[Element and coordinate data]

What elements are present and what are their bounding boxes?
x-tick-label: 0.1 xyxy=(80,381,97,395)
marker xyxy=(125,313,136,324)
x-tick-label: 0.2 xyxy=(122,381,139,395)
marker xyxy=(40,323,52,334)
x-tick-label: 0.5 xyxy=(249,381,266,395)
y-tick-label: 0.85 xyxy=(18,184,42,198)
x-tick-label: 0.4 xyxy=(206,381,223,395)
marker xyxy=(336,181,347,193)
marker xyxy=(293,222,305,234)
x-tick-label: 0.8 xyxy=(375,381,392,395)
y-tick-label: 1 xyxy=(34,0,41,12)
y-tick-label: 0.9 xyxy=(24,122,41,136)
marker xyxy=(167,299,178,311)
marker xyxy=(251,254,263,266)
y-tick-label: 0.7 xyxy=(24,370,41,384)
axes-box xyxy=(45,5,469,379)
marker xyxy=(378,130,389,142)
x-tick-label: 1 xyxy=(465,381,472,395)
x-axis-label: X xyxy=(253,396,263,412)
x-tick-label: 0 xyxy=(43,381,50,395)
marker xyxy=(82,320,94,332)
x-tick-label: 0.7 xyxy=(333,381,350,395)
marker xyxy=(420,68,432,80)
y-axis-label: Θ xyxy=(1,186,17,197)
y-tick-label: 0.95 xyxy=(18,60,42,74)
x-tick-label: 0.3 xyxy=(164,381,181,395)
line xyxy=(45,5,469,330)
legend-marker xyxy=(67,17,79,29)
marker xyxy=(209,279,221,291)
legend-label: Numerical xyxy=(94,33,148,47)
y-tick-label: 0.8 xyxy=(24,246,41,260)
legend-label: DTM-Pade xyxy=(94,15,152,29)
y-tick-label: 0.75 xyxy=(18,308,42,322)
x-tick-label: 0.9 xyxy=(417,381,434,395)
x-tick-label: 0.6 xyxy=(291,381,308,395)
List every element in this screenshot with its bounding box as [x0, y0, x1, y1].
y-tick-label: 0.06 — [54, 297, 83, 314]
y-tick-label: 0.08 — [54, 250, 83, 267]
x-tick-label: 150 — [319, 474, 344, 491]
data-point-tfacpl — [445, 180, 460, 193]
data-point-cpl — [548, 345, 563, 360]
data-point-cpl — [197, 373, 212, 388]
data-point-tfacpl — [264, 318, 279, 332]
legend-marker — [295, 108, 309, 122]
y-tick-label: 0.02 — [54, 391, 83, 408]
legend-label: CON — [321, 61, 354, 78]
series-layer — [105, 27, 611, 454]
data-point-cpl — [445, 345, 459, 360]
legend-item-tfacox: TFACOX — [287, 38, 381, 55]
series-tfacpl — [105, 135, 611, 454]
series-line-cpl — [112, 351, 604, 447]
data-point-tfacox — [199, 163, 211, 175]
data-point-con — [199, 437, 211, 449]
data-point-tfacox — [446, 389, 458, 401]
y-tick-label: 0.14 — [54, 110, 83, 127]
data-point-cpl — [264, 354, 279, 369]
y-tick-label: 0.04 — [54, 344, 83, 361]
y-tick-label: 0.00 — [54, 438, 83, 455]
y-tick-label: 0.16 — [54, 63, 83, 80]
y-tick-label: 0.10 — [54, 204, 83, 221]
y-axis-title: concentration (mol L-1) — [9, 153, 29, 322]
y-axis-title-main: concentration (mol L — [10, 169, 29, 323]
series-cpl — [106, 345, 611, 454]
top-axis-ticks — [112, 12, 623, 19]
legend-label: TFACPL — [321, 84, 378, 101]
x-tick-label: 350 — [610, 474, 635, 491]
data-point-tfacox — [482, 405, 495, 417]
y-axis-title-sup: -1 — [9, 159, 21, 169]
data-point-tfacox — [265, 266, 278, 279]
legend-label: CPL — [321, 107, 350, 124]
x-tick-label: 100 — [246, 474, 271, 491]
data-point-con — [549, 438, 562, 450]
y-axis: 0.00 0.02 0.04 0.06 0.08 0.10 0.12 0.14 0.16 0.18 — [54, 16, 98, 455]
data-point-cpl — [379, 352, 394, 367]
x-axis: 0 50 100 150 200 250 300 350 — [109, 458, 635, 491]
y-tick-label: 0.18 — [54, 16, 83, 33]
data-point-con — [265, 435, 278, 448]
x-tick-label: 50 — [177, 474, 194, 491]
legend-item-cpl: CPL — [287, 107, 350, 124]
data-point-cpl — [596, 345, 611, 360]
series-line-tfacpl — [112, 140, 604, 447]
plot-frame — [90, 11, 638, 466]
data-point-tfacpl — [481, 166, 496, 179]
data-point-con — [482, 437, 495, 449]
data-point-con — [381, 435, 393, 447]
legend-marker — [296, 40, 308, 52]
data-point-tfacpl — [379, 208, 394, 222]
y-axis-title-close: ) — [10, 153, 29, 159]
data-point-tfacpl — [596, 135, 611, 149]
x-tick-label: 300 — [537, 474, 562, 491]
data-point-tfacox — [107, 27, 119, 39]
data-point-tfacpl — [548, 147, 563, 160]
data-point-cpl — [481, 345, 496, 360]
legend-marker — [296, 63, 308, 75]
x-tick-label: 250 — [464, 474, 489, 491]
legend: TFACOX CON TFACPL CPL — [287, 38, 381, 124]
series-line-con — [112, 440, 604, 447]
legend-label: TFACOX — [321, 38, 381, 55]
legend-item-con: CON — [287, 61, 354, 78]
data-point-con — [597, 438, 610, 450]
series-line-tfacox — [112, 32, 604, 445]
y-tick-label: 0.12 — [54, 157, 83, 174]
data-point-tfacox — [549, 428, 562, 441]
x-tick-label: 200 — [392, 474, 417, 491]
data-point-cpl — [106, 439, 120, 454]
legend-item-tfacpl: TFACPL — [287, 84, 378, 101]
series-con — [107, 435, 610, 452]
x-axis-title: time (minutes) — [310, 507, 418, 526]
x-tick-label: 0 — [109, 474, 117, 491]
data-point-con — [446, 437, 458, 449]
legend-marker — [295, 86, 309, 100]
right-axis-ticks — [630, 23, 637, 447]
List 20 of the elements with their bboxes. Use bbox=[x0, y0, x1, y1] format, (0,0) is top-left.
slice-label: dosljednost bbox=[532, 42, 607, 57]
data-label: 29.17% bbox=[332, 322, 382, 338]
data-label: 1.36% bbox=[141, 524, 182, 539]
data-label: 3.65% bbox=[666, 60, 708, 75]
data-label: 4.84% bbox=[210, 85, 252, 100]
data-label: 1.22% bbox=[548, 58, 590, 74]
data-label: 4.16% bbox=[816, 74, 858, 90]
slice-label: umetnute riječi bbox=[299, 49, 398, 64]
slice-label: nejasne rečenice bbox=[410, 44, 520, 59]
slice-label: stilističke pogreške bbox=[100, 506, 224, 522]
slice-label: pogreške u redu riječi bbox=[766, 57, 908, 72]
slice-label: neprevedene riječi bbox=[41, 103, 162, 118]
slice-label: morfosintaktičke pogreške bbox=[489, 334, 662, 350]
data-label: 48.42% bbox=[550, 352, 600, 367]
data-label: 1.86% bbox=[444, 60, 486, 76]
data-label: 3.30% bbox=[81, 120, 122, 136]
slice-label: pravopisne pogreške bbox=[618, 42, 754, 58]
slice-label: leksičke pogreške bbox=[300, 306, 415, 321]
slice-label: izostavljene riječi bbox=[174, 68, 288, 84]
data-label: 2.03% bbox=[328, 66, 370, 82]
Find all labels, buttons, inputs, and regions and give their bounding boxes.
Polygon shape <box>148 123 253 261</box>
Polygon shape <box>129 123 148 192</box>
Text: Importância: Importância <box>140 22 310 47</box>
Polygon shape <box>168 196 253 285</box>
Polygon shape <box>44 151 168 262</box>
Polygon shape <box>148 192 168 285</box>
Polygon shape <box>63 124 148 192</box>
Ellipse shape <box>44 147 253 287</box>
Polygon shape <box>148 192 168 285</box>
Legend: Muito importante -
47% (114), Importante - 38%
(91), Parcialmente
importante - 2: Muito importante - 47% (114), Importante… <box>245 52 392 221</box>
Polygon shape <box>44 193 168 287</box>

## DESCRIPTION OF THE TASK:
Present the data from its first line through the line containing "marker xyxy=(293,222,305,234)" as a Markdown table with the columns Row and Data line. Include both ends and skip blank lines.

## EXPECTED ANSWER:
| Row | Data line |
|---|---|
| 1 | What elements are present and what are their bounding boxes? |
| 2 | x-tick-label: 0.1 xyxy=(80,381,97,395) |
| 3 | marker xyxy=(125,313,136,324) |
| 4 | x-tick-label: 0.2 xyxy=(122,381,139,395) |
| 5 | marker xyxy=(40,323,52,334) |
| 6 | x-tick-label: 0.5 xyxy=(249,381,266,395) |
| 7 | y-tick-label: 0.85 xyxy=(18,184,42,198) |
| 8 | x-tick-label: 0.4 xyxy=(206,381,223,395) |
| 9 | marker xyxy=(336,181,347,193) |
| 10 | marker xyxy=(293,222,305,234) |